(INPUT RECORDS begins)

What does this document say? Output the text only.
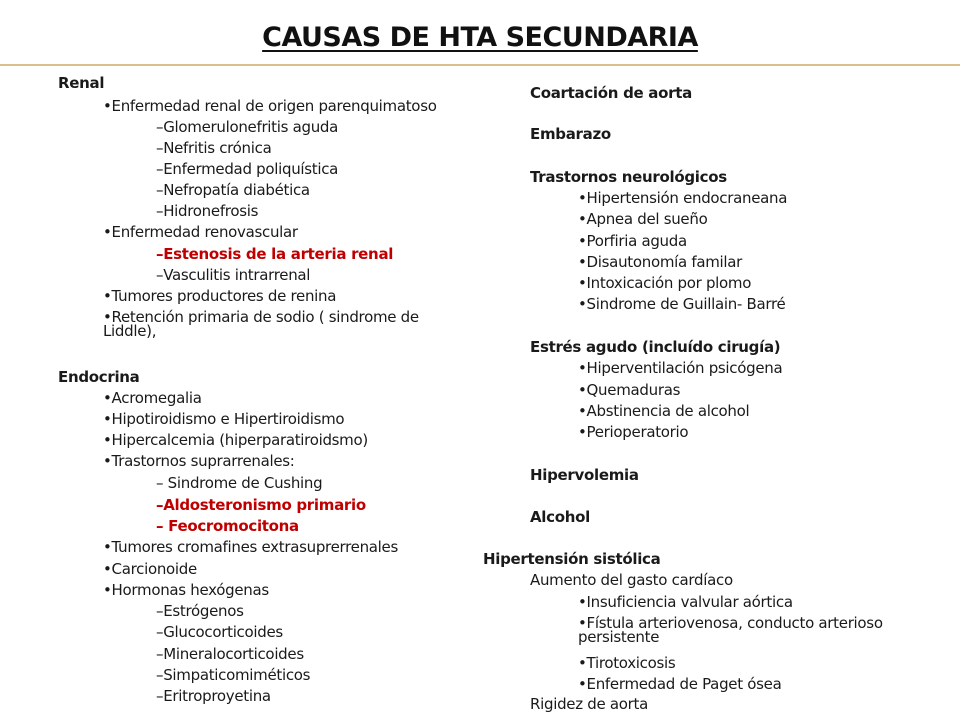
CAUSAS DE HTA SECUNDARIA
Renal
•Enfermedad renal de origen parenquimatoso
–Glomerulonefritis aguda
–Nefritis crónica
–Enfermedad poliquística
–Nefropatía diabética
–Hidronefrosis
•Enfermedad renovascular
–Estenosis de la arteria renal
–Vasculitis intrarrenal
•Tumores productores de renina
•Retención primaria de sodio ( sindrome de Liddle),
Endocrina
•Acromegalia
•Hipotiroidismo e Hipertiroidismo
•Hipercalcemia (hiperparatiroidsmo)
•Trastornos suprarrenales:
– Sindrome de Cushing
–Aldosteronismo primario
– Feocromocitona
•Tumores cromafines extrasuprerrenales
•Carcionoide
•Hormonas hexógenas
–Estrógenos
–Glucocorticoides
–Mineralocorticoides
–Simpaticomiméticos
–Eritroproyetina
Coartación de aorta
Embarazo
Trastornos neurológicos
•Hipertensión endocraneana
•Apnea del sueño
•Porfiria aguda
•Disautonomía familar
•Intoxicación por plomo
•Sindrome de Guillain- Barré
Estrés agudo (incluído cirugía)
•Hiperventilación psicógena
•Quemaduras
•Abstinencia de alcohol
•Perioperatorio
Hipervolemia
Alcohol
Hipertensión sistólica
Aumento del gasto cardíaco
•Insuficiencia valvular aórtica
•Fístula arteriovenosa, conducto arterioso persistente
•Tirotoxicosis
•Enfermedad de Paget ósea
Rigidez de aorta
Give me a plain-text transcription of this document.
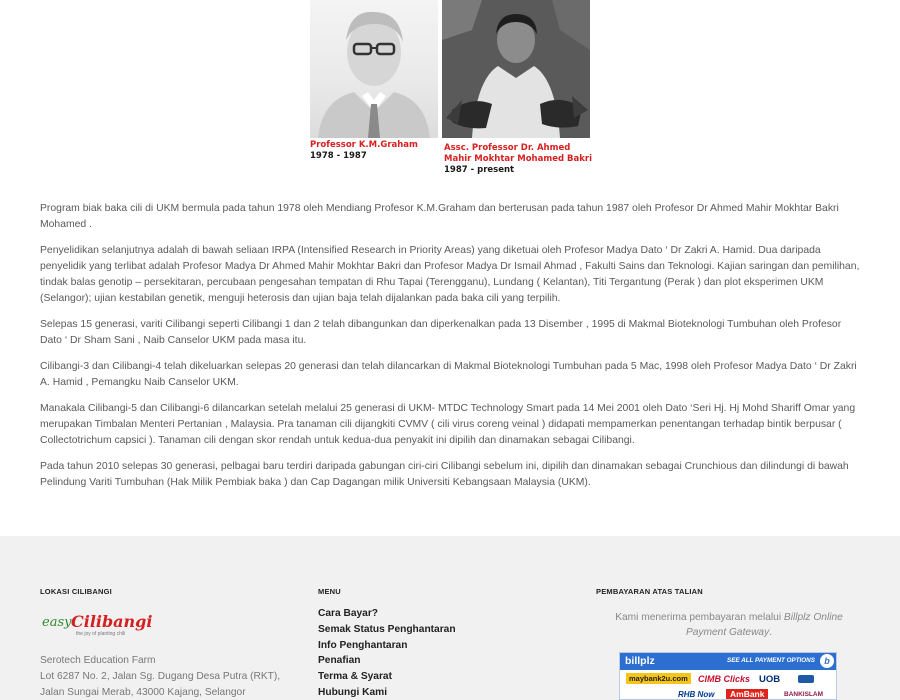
Professor K.M.Graham
1978 - 1987
Assc. Professor Dr. Ahmed
Mahir Mokhtar Mohamed Bakri
1987 - present

Program biak baka cili di UKM bermula pada tahun 1978 oleh Mendiang Profesor K.M.Graham dan berterusan pada tahun 1987 oleh Profesor Dr Ahmed Mahir Mokhtar Bakri Mohamed .

Penyelidikan selanjutnya adalah di bawah seliaan IRPA (Intensified Research in Priority Areas) yang diketuai oleh Profesor Madya Dato ‘ Dr Zakri A. Hamid. Dua daripada penyelidik yang terlibat adalah Profesor Madya Dr Ahmed Mahir Mokhtar Bakri dan Profesor Madya Dr Ismail Ahmad , Fakulti Sains dan Teknologi. Kajian saringan dan pemilihan, tindak balas genotip – persekitaran, percubaan pengesahan tempatan di Rhu Tapai (Terengganu), Lundang ( Kelantan), Titi Tergantung (Perak ) dan plot eksperimen UKM (Selangor); ujian kestabilan genetik, menguji heterosis dan ujian baja telah dijalankan pada baka cili yang terpilih.

Selepas 15 generasi, variti Cilibangi seperti Cilibangi 1 dan 2 telah dibangunkan dan diperkenalkan pada 13 Disember , 1995 di Makmal Bioteknologi Tumbuhan oleh Profesor Dato ‘ Dr Sham Sani , Naib Canselor UKM pada masa itu.

Cilibangi-3 dan Cilibangi-4 telah dikeluarkan selepas 20 generasi dan telah dilancarkan di Makmal Bioteknologi Tumbuhan pada 5 Mac, 1998 oleh Profesor Madya Dato ‘ Dr Zakri A. Hamid , Pemangku Naib Canselor UKM.

Manakala Cilibangi-5 dan Cilibangi-6 dilancarkan setelah melalui 25 generasi di UKM- MTDC Technology Smart pada 14 Mei 2001 oleh Dato ‘Seri Hj. Hj Mohd Shariff Omar yang merupakan Timbalan Menteri Pertanian , Malaysia. Pra tanaman cili dijangkiti CVMV ( cili virus coreng veinal ) didapati mempamerkan penentangan terhadap bintik berpusar ( Collectotrichum capsici ). Tanaman cili dengan skor rendah untuk kedua-dua penyakit ini dipilih dan dinamakan sebagai Cilibangi.

Pada tahun 2010 selepas 30 generasi, pelbagai baru terdiri daripada gabungan ciri-ciri Cilibangi sebelum ini, dipilih dan dinamakan sebagai Crunchious dan dilindungi di bawah Pelindung Variti Tumbuhan (Hak Milik Pembiak baka ) dan Cap Dagangan milik Universiti Kebangsaan Malaysia (UKM).

LOKASI CILIBANGI
easy Cilibangi
the joy of planting chili
Serotech Education Farm
Lot 6287 No. 2, Jalan Sg. Dugang Desa Putra (RKT),
Jalan Sungai Merab, 43000 Kajang, Selangor
MENU
Cara Bayar?
Semak Status Penghantaran
Info Penghantaran
Penafian
Terma & Syarat
Hubungi Kami
PEMBAYARAN ATAS TALIAN
Kami menerima pembayaran melalui Billplz Online Payment Gateway.
billplz	SEE ALL PAYMENT OPTIONS	b
maybank2u.com	CIMB Clicks UOB
RHB Now	AmBank	BANKISLAM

(INPUT RECORDS ends)

**WHAT THE TASK REQUIRES**
Copy all the lines above that hold the string "Kami".

**TASK RESPONSE**
Hubungi Kami
Kami menerima pembayaran melalui Billplz Online Payment Gateway.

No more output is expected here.